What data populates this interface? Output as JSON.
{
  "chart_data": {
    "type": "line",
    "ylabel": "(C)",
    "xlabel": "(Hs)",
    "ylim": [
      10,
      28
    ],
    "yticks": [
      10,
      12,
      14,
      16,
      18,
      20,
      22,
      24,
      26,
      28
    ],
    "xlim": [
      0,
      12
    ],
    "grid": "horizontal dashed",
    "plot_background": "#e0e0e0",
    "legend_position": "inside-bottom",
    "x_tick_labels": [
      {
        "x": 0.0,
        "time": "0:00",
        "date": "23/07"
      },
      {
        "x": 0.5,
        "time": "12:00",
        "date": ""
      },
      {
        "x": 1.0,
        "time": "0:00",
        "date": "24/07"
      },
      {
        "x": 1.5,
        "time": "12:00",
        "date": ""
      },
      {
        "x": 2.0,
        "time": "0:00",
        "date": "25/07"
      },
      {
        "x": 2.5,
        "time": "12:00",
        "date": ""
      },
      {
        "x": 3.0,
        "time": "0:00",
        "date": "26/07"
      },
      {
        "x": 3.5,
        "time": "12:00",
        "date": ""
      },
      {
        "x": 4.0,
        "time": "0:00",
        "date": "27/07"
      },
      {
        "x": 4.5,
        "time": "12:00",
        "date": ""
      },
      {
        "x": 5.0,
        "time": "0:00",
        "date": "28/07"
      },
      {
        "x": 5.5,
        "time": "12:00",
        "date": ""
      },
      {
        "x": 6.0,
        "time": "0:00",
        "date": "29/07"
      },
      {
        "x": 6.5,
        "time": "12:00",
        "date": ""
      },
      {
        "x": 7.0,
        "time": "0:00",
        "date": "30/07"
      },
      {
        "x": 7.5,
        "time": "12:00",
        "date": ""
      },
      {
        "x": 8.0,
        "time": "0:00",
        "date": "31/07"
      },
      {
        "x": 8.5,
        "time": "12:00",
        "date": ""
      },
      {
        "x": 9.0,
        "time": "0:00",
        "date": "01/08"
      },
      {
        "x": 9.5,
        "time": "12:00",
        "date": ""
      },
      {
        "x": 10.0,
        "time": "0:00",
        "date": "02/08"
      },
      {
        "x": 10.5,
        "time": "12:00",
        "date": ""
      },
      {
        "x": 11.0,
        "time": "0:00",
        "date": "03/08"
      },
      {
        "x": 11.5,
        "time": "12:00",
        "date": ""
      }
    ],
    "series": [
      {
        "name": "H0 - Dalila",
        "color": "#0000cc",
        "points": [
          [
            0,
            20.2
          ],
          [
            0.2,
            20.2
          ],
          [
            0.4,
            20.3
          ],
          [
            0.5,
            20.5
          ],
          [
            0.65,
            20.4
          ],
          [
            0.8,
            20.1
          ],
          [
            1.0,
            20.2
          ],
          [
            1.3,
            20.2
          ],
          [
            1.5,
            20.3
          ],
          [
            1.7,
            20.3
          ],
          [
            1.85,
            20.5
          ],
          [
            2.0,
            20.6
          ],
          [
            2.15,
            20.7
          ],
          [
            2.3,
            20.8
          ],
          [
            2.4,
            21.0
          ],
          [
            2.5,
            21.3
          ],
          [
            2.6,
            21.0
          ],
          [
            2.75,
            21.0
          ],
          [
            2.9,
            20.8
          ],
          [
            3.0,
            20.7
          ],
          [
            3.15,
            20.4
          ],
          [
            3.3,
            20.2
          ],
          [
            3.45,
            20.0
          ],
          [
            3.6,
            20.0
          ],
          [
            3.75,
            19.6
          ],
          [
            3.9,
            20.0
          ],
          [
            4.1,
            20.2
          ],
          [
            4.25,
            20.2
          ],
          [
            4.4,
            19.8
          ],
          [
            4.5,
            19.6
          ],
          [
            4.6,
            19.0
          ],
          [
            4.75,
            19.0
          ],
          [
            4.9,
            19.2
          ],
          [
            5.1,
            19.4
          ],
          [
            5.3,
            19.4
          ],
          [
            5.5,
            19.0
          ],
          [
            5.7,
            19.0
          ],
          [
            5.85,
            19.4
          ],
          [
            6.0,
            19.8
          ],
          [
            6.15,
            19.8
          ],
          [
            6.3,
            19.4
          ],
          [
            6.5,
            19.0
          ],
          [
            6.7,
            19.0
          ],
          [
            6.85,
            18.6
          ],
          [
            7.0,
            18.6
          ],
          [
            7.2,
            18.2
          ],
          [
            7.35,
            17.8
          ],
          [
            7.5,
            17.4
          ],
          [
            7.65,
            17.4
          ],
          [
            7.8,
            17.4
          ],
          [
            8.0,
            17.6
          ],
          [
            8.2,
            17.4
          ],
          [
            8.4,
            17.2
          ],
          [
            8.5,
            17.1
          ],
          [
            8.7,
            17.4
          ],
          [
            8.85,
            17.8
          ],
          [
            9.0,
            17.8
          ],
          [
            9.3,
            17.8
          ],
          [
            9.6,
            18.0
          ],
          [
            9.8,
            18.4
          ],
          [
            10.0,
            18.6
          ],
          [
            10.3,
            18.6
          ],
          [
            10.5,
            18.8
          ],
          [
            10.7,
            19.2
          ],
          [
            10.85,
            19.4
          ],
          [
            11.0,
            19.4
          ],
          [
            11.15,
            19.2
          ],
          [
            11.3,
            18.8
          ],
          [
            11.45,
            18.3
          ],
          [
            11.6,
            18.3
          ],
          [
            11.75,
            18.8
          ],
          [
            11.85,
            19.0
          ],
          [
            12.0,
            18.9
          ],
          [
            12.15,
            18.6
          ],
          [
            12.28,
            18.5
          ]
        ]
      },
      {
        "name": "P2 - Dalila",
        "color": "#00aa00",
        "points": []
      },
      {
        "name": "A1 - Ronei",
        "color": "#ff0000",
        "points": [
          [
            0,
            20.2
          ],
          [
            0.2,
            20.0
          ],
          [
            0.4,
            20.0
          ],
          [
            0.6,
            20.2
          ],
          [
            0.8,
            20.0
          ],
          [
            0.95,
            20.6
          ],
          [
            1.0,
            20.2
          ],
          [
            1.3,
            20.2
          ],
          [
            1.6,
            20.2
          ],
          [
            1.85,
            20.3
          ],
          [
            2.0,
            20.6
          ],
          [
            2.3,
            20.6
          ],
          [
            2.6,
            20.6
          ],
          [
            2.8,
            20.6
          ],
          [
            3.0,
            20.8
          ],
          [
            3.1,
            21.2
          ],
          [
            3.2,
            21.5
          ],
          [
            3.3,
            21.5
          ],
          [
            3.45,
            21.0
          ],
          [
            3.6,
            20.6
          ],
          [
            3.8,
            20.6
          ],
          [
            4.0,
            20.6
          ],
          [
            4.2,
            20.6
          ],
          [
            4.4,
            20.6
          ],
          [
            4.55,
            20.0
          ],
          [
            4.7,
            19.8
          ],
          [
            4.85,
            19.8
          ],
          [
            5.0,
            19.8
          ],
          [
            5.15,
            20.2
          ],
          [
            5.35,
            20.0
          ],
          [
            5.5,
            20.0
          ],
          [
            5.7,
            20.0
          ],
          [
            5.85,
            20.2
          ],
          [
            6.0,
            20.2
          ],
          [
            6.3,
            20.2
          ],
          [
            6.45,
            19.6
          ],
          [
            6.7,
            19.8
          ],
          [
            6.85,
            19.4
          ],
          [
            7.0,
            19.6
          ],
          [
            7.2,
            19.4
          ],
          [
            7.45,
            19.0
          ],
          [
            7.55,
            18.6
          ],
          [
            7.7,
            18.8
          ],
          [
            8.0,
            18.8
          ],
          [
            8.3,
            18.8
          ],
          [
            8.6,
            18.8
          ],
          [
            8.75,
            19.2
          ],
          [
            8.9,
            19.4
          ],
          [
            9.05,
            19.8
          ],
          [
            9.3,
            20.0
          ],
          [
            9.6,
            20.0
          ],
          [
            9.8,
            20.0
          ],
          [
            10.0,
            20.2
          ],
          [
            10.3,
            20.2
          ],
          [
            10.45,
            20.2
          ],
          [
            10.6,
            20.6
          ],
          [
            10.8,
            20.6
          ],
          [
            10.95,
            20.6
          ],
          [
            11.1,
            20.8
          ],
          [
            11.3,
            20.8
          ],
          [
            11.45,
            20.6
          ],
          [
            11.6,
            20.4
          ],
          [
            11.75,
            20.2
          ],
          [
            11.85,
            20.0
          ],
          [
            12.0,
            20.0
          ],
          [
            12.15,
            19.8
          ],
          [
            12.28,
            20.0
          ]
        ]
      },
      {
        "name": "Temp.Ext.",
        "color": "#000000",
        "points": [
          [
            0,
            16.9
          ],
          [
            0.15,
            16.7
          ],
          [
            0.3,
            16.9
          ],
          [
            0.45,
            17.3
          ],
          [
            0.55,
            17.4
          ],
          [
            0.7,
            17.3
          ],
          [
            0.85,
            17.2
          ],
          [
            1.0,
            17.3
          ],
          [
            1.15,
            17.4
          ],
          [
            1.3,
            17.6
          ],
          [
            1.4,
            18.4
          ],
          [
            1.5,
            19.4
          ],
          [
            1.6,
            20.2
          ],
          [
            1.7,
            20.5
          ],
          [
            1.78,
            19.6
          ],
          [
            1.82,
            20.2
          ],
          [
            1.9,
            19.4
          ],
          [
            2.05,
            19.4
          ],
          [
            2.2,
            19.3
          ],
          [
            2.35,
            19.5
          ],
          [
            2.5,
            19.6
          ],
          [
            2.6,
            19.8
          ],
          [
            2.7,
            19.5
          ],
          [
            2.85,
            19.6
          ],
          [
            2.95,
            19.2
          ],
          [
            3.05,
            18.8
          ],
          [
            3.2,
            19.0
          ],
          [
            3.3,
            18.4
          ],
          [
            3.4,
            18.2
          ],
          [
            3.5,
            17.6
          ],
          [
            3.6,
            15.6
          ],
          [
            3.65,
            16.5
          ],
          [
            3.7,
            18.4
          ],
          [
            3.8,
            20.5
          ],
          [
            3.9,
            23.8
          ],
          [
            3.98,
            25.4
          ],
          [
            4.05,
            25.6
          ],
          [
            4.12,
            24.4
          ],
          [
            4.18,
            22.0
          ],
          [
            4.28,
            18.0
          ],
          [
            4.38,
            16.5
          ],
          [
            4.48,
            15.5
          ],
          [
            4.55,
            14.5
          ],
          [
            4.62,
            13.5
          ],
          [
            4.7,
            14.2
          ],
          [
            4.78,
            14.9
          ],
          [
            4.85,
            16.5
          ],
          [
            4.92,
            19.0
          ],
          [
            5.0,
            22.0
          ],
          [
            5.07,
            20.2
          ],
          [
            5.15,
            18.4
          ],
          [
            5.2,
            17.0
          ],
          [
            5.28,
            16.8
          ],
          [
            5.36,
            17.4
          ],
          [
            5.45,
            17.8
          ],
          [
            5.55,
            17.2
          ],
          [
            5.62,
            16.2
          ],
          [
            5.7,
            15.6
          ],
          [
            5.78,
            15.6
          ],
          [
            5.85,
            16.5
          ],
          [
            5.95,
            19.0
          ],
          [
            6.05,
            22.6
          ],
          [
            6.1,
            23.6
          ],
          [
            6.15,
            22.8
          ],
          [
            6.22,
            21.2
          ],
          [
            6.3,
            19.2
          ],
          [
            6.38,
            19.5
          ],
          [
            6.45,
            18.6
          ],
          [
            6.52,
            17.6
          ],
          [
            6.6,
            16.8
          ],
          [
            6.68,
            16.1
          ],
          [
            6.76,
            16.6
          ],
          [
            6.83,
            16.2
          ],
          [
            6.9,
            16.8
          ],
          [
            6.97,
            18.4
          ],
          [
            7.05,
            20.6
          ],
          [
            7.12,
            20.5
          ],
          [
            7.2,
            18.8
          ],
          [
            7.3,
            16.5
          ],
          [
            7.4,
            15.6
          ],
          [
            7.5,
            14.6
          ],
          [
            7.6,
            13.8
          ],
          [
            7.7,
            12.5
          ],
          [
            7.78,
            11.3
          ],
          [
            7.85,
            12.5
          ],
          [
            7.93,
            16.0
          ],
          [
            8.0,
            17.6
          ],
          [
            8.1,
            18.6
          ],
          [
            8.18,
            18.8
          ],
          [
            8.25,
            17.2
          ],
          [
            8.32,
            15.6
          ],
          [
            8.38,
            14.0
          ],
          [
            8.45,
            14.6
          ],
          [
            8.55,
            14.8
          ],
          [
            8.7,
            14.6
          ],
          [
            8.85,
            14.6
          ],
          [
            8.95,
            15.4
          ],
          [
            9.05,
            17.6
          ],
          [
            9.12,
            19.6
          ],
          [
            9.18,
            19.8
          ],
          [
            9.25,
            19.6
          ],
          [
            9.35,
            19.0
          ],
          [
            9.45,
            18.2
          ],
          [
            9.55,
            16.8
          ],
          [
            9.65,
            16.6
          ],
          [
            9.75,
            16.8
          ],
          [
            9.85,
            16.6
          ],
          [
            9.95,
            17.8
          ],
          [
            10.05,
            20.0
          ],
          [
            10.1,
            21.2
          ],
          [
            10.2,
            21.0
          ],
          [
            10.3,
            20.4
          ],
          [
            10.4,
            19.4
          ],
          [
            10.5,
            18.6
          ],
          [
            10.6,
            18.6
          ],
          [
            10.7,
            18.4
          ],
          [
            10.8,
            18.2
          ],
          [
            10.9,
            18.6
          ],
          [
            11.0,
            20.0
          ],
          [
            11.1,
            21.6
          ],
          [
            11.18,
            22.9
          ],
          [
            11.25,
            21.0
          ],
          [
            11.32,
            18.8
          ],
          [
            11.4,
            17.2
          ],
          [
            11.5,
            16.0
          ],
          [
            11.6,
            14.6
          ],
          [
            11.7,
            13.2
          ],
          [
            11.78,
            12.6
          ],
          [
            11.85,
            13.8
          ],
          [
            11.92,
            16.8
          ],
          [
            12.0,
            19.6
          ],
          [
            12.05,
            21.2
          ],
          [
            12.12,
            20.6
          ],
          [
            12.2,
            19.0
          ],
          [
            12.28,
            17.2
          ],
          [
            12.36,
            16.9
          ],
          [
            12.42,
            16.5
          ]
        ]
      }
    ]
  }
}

--- Problem to work on ---
Find all lines with "color" in them and copy each one.

--- The answer ---
        "color": "#0000cc",
        "color": "#00aa00",
        "color": "#ff0000",
        "color": "#000000",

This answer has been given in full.